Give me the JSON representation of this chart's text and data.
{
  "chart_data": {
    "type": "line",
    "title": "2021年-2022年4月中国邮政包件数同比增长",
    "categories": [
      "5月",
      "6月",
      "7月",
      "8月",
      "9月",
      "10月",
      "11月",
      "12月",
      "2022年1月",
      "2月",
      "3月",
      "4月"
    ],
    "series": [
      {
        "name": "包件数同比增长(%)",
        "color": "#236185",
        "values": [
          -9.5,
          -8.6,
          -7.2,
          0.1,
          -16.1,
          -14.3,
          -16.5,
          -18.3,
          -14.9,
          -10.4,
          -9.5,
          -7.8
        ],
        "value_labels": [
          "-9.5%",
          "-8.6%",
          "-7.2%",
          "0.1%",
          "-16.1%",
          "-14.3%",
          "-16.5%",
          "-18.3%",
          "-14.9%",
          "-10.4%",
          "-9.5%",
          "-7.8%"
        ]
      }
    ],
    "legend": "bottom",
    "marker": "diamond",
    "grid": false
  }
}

_ _ _ _ _ _ _

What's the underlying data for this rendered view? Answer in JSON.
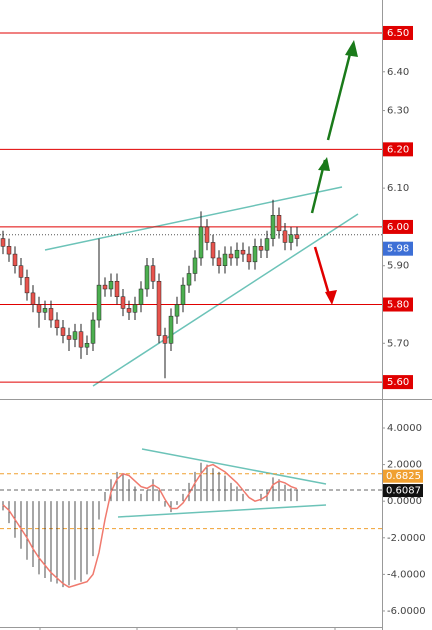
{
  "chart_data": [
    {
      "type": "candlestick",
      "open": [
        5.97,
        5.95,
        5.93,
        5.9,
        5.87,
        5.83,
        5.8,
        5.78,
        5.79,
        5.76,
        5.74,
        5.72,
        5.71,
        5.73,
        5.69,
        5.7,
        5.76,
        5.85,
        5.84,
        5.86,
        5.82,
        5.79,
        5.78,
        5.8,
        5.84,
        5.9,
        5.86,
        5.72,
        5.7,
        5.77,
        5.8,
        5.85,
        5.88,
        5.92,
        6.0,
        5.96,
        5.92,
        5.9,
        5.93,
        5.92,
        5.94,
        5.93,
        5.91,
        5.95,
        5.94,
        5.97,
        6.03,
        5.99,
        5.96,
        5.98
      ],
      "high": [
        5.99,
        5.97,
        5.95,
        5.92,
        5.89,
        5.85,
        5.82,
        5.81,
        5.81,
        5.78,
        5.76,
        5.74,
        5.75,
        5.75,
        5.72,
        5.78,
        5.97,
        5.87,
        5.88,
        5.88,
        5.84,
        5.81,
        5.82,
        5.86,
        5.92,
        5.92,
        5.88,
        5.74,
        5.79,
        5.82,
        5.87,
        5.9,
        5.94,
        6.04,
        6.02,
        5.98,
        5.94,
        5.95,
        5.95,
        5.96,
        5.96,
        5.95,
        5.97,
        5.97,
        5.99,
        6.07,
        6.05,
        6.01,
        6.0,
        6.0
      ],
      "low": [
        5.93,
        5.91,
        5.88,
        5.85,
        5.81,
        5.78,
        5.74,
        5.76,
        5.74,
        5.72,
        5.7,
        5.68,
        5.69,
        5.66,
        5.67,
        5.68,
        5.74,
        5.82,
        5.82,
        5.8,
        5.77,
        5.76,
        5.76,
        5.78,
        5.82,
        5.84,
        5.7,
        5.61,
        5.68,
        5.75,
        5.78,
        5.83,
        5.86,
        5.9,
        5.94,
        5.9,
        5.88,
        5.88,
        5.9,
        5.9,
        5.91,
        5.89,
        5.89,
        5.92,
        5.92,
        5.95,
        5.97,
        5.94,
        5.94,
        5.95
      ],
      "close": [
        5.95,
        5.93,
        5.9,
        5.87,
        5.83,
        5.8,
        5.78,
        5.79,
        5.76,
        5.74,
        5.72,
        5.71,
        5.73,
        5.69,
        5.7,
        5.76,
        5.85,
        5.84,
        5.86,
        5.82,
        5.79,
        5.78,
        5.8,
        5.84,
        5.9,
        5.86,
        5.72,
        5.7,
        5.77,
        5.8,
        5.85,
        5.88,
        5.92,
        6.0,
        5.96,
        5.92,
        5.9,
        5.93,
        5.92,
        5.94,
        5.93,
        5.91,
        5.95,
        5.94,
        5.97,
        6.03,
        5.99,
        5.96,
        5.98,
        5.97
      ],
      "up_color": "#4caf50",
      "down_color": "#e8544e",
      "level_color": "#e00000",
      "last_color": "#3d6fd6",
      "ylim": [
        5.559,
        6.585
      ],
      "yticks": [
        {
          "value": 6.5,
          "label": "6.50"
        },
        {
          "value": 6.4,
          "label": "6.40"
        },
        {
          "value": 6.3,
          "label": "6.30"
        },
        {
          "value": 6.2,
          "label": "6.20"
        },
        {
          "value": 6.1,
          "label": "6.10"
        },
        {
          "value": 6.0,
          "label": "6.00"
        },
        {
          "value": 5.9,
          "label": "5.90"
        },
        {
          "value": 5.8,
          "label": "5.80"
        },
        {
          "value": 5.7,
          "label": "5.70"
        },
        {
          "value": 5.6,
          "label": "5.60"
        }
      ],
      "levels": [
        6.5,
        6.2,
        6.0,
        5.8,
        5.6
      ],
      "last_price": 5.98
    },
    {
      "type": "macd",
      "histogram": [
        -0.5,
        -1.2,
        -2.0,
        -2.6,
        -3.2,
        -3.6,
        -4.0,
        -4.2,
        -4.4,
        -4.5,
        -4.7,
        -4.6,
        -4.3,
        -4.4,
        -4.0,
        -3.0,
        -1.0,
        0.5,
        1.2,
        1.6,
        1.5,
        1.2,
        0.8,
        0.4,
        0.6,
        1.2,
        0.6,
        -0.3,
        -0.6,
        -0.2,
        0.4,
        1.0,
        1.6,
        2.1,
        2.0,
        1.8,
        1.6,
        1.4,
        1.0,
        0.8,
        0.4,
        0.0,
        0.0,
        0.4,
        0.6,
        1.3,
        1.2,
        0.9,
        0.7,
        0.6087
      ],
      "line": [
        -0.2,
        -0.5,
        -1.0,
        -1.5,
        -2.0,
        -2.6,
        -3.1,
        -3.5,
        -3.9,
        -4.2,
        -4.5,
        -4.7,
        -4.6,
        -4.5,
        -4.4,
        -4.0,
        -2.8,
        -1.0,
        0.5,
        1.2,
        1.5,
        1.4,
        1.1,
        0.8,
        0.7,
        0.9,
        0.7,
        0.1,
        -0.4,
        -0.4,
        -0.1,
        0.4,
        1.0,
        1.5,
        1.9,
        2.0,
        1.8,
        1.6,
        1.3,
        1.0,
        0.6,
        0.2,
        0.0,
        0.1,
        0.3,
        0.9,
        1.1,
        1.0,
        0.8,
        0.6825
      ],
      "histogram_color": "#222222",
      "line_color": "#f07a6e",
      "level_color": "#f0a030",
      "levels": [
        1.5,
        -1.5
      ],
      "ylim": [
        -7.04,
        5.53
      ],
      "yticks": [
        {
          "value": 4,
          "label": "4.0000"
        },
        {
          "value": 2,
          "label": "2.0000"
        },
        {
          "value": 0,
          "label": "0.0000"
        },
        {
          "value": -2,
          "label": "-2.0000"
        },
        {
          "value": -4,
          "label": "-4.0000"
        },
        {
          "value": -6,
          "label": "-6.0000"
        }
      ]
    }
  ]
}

_ _ _ _ _ _ _

TASK INSTRUCTIONS
Pick out and copy the lines of the entries that hold the string "this".

EXPECTED ANSWER
Give me the JSON representation of this chart's text and data.
What's the underlying data for this rendered view? Answer in JSON.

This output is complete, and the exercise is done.